◆ **WRITTEN PROBLEM**
What is needed here is an exact copy of every entry.

## start MATERIAL PROVIDED

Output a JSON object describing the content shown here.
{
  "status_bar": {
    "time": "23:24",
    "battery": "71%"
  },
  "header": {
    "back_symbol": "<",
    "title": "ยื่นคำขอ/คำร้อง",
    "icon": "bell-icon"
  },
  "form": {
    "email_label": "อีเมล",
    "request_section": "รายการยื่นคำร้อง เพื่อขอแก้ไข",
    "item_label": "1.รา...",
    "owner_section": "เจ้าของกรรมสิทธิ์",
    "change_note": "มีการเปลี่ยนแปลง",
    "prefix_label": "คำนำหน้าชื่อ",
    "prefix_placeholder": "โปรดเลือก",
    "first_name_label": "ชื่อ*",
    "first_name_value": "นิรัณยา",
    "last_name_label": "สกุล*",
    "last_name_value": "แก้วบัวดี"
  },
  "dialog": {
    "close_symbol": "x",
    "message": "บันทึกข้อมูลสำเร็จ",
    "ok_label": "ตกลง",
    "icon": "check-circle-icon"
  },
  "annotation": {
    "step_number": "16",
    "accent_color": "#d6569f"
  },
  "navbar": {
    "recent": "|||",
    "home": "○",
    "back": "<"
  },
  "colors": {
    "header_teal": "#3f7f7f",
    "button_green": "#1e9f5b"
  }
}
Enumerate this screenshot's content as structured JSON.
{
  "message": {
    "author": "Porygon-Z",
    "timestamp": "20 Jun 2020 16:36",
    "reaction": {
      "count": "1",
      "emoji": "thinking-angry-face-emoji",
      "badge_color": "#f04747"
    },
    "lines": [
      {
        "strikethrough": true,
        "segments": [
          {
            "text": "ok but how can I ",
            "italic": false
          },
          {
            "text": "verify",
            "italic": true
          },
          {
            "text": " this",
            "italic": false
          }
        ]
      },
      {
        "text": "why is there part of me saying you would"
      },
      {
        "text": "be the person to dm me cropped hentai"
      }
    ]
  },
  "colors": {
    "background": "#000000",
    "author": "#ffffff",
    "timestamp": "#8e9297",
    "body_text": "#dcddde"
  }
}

## end MATERIAL PROVIDED

◆ **ANSWER**
Output a JSON object describing the content shown here.
{
  "status_bar": {
    "time": "23:24",
    "battery": "71%"
  },
  "header": {
    "back_symbol": "<",
    "title": "ยื่นคำขอ/คำร้อง",
    "icon": "bell-icon"
  },
  "form": {
    "email_label": "อีเมล",
    "request_section": "รายการยื่นคำร้อง เพื่อขอแก้ไข",
    "item_label": "1.รา...",
    "owner_section": "เจ้าของกรรมสิทธิ์",
    "change_note": "มีการเปลี่ยนแปลง",
    "prefix_label": "คำนำหน้าชื่อ",
    "prefix_placeholder": "โปรดเลือก",
    "first_name_label": "ชื่อ*",
    "first_name_value": "นิรัณยา",
    "last_name_label": "สกุล*",
    "last_name_value": "แก้วบัวดี"
  },
  "dialog": {
    "close_symbol": "x",
    "message": "บันทึกข้อมูลสำเร็จ",
    "ok_label": "ตกลง",
    "icon": "check-circle-icon"
  },
  "annotation": {
    "step_number": "16",
    "accent_color": "#d6569f"
  },
  "navbar": {
    "recent": "|||",
    "home": "○",
    "back": "<"
  },
  "colors": {
    "header_teal": "#3f7f7f",
    "button_green": "#1e9f5b"
  }
}
Enumerate this screenshot's content as structured JSON.
{
  "message": {
    "author": "Porygon-Z",
    "timestamp": "20 Jun 2020 16:36",
    "reaction": {
      "count": "1",
      "emoji": "thinking-angry-face-emoji",
      "badge_color": "#f04747"
    },
    "lines": [
      {
        "strikethrough": true,
        "segments": [
          {
            "text": "ok but how can I ",
            "italic": false
          },
          {
            "text": "verify",
            "italic": true
          },
          {
            "text": " this",
            "italic": false
          }
        ]
      },
      {
        "text": "why is there part of me saying you would"
      },
      {
        "text": "be the person to dm me cropped hentai"
      }
    ]
  },
  "colors": {
    "background": "#000000",
    "author": "#ffffff",
    "timestamp": "#8e9297",
    "body_text": "#dcddde"
  }
}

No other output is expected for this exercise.